### SHORT PROBLEM
Below are some entries. Work out how many of their lines hold the word "IC₉₀", and write that number alone.

Begin

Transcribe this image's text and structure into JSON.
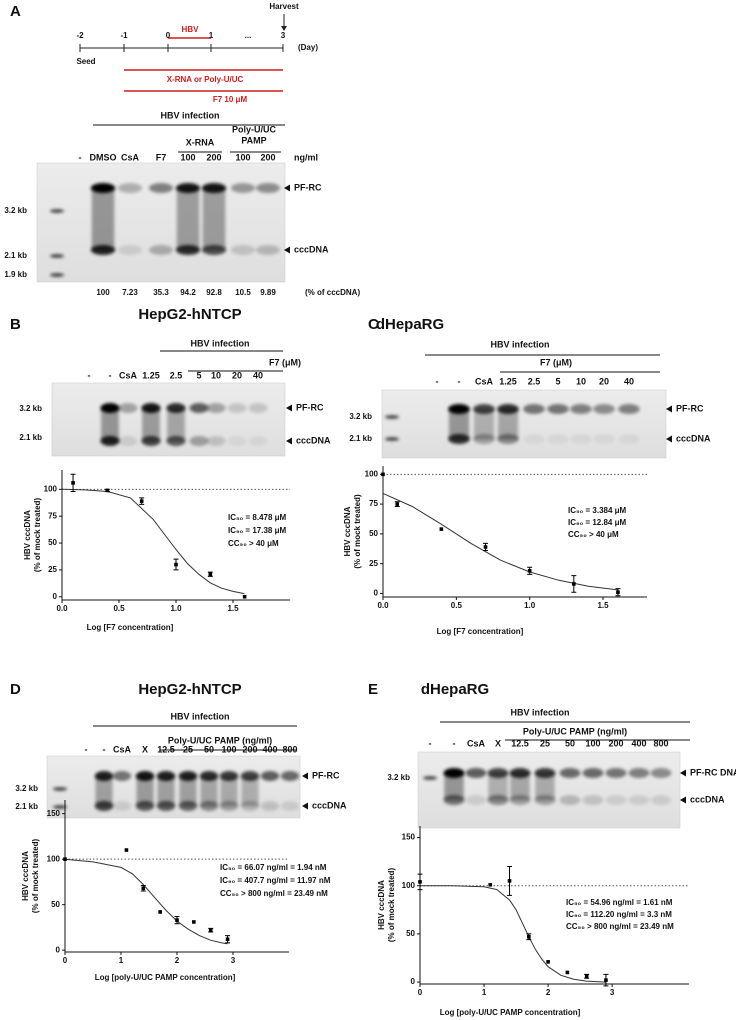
{
  "panel_labels": [
    "A",
    "B",
    "C",
    "D",
    "E"
  ],
  "timeline": {
    "harvest": "Harvest",
    "hbv": "HBV",
    "days": [
      "-2",
      "-1",
      "0",
      "1",
      "...",
      "3"
    ],
    "unit": "(Day)",
    "seed": "Seed",
    "treatment": "X-RNA or Poly-U/UC",
    "f7": "F7 10 μM"
  },
  "blots": [
    {
      "group": "HBV infection",
      "subgroups": [
        [
          "X-RNA"
        ],
        [
          "Poly-U/UC",
          "PAMP"
        ]
      ],
      "lanes": [
        "-",
        "DMSO",
        "CsA",
        "F7",
        "100",
        "200",
        "100",
        "200"
      ],
      "unit": "ng/ml",
      "markers": [
        "3.2 kb",
        "2.1 kb",
        "1.9 kb"
      ],
      "bands": [
        "PF-RC",
        "cccDNA"
      ],
      "quant": [
        100,
        7.23,
        35.3,
        94.2,
        92.8,
        10.5,
        9.89
      ],
      "quant_unit": "(% of cccDNA)"
    },
    {
      "title": "HepG2-hNTCP",
      "group": "HBV infection",
      "subgroups": [
        [
          "F7 (μM)"
        ]
      ],
      "lanes": [
        "-",
        "-",
        "CsA",
        "1.25",
        "2.5",
        "5",
        "10",
        "20",
        "40"
      ],
      "markers": [
        "3.2 kb",
        "2.1 kb"
      ],
      "bands": [
        "PF-RC",
        "cccDNA"
      ]
    },
    {
      "title": "dHepaRG",
      "group": "HBV infection",
      "subgroups": [
        [
          "F7 (μM)"
        ]
      ],
      "lanes": [
        "-",
        "-",
        "CsA",
        "1.25",
        "2.5",
        "5",
        "10",
        "20",
        "40"
      ],
      "markers": [
        "3.2 kb",
        "2.1 kb"
      ],
      "bands": [
        "PF-RC",
        "cccDNA"
      ]
    },
    {
      "title": "HepG2-hNTCP",
      "group": "HBV infection",
      "subgroups": [
        [
          "Poly-U/UC  PAMP (ng/ml)"
        ]
      ],
      "lanes": [
        "-",
        "-",
        "CsA",
        "X",
        "12.5",
        "25",
        "50",
        "100",
        "200",
        "400",
        "800"
      ],
      "markers": [
        "3.2 kb",
        "2.1 kb"
      ],
      "bands": [
        "PF-RC",
        "cccDNA"
      ]
    },
    {
      "title": "dHepaRG",
      "group": "HBV infection",
      "subgroups": [
        [
          "Poly-U/UC  PAMP (ng/ml)"
        ]
      ],
      "lanes": [
        "-",
        "-",
        "CsA",
        "X",
        "12.5",
        "25",
        "50",
        "100",
        "200",
        "400",
        "800"
      ],
      "markers": [
        "3.2 kb"
      ],
      "bands": [
        "PF-RC DNA",
        "cccDNA"
      ]
    }
  ],
  "chart_data": [
    {
      "type": "scatter",
      "xlabel": "Log [F7 concentration]",
      "ylabel": [
        "HBV cccDNA",
        "(% of mock treated)"
      ],
      "xlim": [
        0,
        2
      ],
      "ylim": [
        -3,
        118
      ],
      "xticks": [
        {
          "value": 0,
          "label": "0.0"
        },
        0.5,
        {
          "value": 1,
          "label": "1.0"
        },
        1.5
      ],
      "yticks": [
        0,
        25,
        50,
        75,
        100
      ],
      "hline": 100,
      "series": [
        {
          "color": "#000000",
          "x": [
            0.097,
            0.398,
            0.699,
            1.0,
            1.301,
            1.602
          ],
          "values": [
            106,
            99,
            89,
            30,
            21,
            0
          ],
          "errors": [
            8,
            1,
            3,
            5,
            2,
            null
          ]
        }
      ],
      "fit": {
        "x": [
          0,
          0.2,
          0.4,
          0.6,
          0.8,
          0.9,
          1.0,
          1.1,
          1.2,
          1.3,
          1.4,
          1.5,
          1.6
        ],
        "values": [
          100,
          99.5,
          98,
          92,
          72,
          58,
          44,
          31,
          21,
          13,
          8,
          5,
          3
        ]
      },
      "annotations": [
        "IC₅₀ = 8.478 μM",
        "IC₉₀ = 17.38 μM",
        "CC₅₀ > 40 μM"
      ]
    },
    {
      "type": "scatter",
      "xlabel": "Log [F7 concentration]",
      "ylabel": [
        "HBV cccDNA",
        "(% of mock treated)"
      ],
      "xlim": [
        0,
        1.8
      ],
      "ylim": [
        -3,
        107
      ],
      "xticks": [
        {
          "value": 0,
          "label": "0.0"
        },
        0.5,
        {
          "value": 1,
          "label": "1.0"
        },
        1.5
      ],
      "yticks": [
        0,
        25,
        50,
        75,
        100
      ],
      "hline": 100,
      "series": [
        {
          "color": "#000000",
          "x": [
            0,
            0.097,
            0.398,
            0.699,
            1.0,
            1.301,
            1.602
          ],
          "values": [
            100,
            75,
            54,
            39,
            19,
            8,
            1
          ],
          "errors": [
            null,
            2,
            null,
            3,
            3,
            7,
            3
          ]
        }
      ],
      "fit": {
        "x": [
          0,
          0.2,
          0.4,
          0.6,
          0.8,
          1.0,
          1.2,
          1.4,
          1.6
        ],
        "values": [
          84,
          73,
          58,
          42,
          28,
          18,
          11,
          6,
          3
        ]
      },
      "annotations": [
        "IC₅₀ = 3.384 μM",
        "IC₉₀ = 12.84 μM",
        "CC₅₀ > 40 μM"
      ]
    },
    {
      "type": "scatter",
      "xlabel": "Log [poly-U/UC PAMP concentration]",
      "ylabel": [
        "HBV cccDNA",
        "(% of mock treated)"
      ],
      "xlim": [
        0,
        4
      ],
      "ylim": [
        -2,
        165
      ],
      "xticks": [
        0,
        1,
        2,
        3
      ],
      "yticks": [
        0,
        50,
        100,
        150
      ],
      "hline": 100,
      "series": [
        {
          "color": "#000000",
          "x": [
            0,
            1.097,
            1.398,
            1.699,
            2.0,
            2.301,
            2.602,
            2.903
          ],
          "values": [
            100,
            110,
            68,
            42,
            33,
            31,
            22,
            12
          ],
          "errors": [
            null,
            null,
            3,
            null,
            4,
            null,
            2,
            4
          ]
        }
      ],
      "fit": {
        "x": [
          0,
          0.5,
          1.0,
          1.2,
          1.4,
          1.6,
          1.8,
          2.0,
          2.2,
          2.4,
          2.6,
          2.8,
          2.9
        ],
        "values": [
          100,
          97,
          91,
          84,
          72,
          58,
          44,
          32,
          23,
          16,
          11,
          8,
          7
        ]
      },
      "annotations": [
        "IC₅₀ = 66.07 ng/ml = 1.94 nM",
        "IC₉₀ = 407.7 ng/ml = 11.97 nM",
        "CC₅₀ > 800 ng/ml = 23.49 nM"
      ]
    },
    {
      "type": "scatter",
      "xlabel": "Log [poly-U/UC PAMP concentration]",
      "ylabel": [
        "HBV cccDNA",
        "(% of mock treated)"
      ],
      "xlim": [
        0,
        4.2
      ],
      "ylim": [
        -2,
        162
      ],
      "xticks": [
        0,
        1,
        2,
        3
      ],
      "yticks": [
        0,
        50,
        100,
        150
      ],
      "hline": 100,
      "series": [
        {
          "color": "#000000",
          "x": [
            0,
            1.097,
            1.398,
            1.699,
            2.0,
            2.301,
            2.602,
            2.903
          ],
          "values": [
            104,
            101,
            105,
            47,
            21,
            10,
            6,
            2
          ],
          "errors": [
            8,
            null,
            15,
            3,
            null,
            null,
            2,
            6
          ]
        }
      ],
      "fit": {
        "x": [
          0,
          0.5,
          1.0,
          1.2,
          1.4,
          1.5,
          1.6,
          1.7,
          1.8,
          1.9,
          2.0,
          2.2,
          2.4,
          2.6,
          2.9
        ],
        "values": [
          100,
          100,
          99,
          96,
          85,
          75,
          61,
          47,
          34,
          24,
          16,
          7,
          3,
          1,
          0
        ]
      },
      "annotations": [
        "IC₅₀ = 54.96 ng/ml = 1.61 nM",
        "IC₉₀ = 112.20 ng/ml = 3.3 nM",
        "CC₅₀ > 800 ng/ml = 23.49 nM"
      ]
    }
  ]
}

End

### ANSWER TO THIS PROBLEM
4